**Brano scelto**

La Regione Calabria ha stanziato 9,8 milioni di euro per il restauro, la conservazione e la riqualificazione del complesso conventuale di San Francesco di Paola, uno dei più importanti luoghi di culto della regione. Il finanziamento proviene dal Fondo Sviluppo e Coesione (FSC) 2021-2027 ed è stato assegnato all’Ente Ecclesiastico “Provincia di San Francesco di Paola – Ordine dei Minimi”, che si occuperà dell’attuazione degli interventi.
Un impegno per il patrimonio culturale
L’iniziativa rientra in un più ampio programma di valorizzazione del patrimonio storico e religioso della Calabria. Sabrina Mannarino, consigliera regionale di Fratelli d’Italia, ha sottolineato l’importanza del progetto: «Questo finanziamento è un impegno concreto per tutelare un luogo simbolo della nostra identità culturale e spirituale.»
Il progetto è stato promosso dal presidente della Regione, Roberto Occhiuto, e dalla sua Giunta, con il supporto della consigliera Mannarino, che ha seguito da vicino l’iter amministrativo.

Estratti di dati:

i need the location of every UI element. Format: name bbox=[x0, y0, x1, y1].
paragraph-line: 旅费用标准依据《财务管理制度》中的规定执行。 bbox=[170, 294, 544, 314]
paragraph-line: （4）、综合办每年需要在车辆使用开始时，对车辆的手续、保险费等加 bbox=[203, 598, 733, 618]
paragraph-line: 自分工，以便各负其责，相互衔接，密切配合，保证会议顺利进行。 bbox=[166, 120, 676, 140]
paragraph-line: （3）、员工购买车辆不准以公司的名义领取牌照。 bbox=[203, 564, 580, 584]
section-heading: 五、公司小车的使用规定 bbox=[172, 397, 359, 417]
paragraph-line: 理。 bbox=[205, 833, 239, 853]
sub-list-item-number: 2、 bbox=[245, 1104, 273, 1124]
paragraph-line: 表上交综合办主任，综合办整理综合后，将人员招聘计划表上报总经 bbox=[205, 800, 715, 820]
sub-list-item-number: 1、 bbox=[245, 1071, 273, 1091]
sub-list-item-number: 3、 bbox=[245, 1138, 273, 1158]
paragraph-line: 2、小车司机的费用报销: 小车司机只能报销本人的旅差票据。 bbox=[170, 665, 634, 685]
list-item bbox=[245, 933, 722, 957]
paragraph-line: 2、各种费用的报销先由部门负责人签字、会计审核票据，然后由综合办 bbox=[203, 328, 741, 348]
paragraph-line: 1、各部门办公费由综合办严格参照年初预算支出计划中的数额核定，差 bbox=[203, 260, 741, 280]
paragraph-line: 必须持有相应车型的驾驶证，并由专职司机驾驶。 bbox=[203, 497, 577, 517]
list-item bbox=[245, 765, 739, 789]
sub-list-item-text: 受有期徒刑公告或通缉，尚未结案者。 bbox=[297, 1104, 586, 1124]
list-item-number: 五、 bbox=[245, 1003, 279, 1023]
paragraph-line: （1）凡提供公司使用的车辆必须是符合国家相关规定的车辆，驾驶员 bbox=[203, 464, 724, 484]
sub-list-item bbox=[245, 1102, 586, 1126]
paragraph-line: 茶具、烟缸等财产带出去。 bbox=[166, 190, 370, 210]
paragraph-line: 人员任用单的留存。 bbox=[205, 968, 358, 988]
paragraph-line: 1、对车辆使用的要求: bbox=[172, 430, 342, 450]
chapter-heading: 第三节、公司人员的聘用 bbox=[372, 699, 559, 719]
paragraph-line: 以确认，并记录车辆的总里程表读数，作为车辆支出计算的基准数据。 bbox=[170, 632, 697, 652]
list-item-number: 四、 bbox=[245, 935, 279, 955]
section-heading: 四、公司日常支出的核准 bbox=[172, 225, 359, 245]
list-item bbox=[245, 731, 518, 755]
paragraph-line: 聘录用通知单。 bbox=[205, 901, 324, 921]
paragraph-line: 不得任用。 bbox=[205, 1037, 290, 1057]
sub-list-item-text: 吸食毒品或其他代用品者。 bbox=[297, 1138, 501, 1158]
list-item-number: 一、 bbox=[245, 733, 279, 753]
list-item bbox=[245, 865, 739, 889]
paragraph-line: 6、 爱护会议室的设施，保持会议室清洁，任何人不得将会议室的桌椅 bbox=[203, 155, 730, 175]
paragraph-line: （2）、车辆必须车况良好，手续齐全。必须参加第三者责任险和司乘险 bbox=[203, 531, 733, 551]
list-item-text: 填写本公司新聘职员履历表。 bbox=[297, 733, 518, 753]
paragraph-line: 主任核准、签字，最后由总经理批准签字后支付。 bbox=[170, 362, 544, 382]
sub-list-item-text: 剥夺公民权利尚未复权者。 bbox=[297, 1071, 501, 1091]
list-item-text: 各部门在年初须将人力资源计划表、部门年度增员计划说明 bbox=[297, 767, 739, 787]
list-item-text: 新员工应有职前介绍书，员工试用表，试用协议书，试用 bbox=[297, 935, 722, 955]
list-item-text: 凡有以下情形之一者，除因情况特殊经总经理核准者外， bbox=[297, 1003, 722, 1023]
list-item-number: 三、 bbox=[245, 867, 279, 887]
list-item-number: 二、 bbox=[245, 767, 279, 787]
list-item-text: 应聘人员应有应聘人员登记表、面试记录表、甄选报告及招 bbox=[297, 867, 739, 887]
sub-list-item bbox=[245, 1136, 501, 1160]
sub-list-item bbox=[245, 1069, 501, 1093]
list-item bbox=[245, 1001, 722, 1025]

**Cosa fare**
[A] Rispondi alle seguenti domande sul brano dedicato al convento di San Francesco di Paola.
(i) Quale somma ha stanziato la Regione Calabria?
(ii) A quale ente è stato assegnato il finanziamento?
(iii) Chi ha promosso il progetto insieme alla sua Giunta?
[B] Prosegui il brano sul finanziamento al convento di San Francesco di Paola, riprendendo dopo la sua ultima frase.

**Risposte ai compiti**
[A]
(i) 9,8 milioni di euro.
(ii) All'Ente Ecclesiastico "Provincia di San Francesco di Paola – Ordine dei Minimi".
(iii) Il presidente della Regione, Roberto Occhiuto.

[B]
Paola, polo del turismo religioso
L’intervento mira anche a consolidare il ruolo di Paola come centro della religiosità calabrese e nazionale. Il Santuario di San Francesco di Paola, patrono della Calabria e protettore della gente di mare, è un luogo di pellegrinaggio conosciuto a livello internazionale, attirando fedeli e turisti da tutta Italia e dall’estero.
La Giunta Regionale ha approvato lo schema di convenzione che garantirà la copertura finanziaria per i lavori, che si concluderanno tra il 2024 e il 2029. Il progetto si inserisce in una strategia più ampia di tutela dei beni culturali e promozione dei piccoli centri storici. «Vogliamo preservare il nostro patrimonio storico-artistico e, al contempo, potenziare il turismo religioso, favorendo l’economia locale», ha aggiunto Mannarino.
Grazie a questo intervento, la Calabria punta a rafforzare il legame tra fede, cultura e sviluppo economico, promuovendo la sua ricca eredità spirituale e artistica.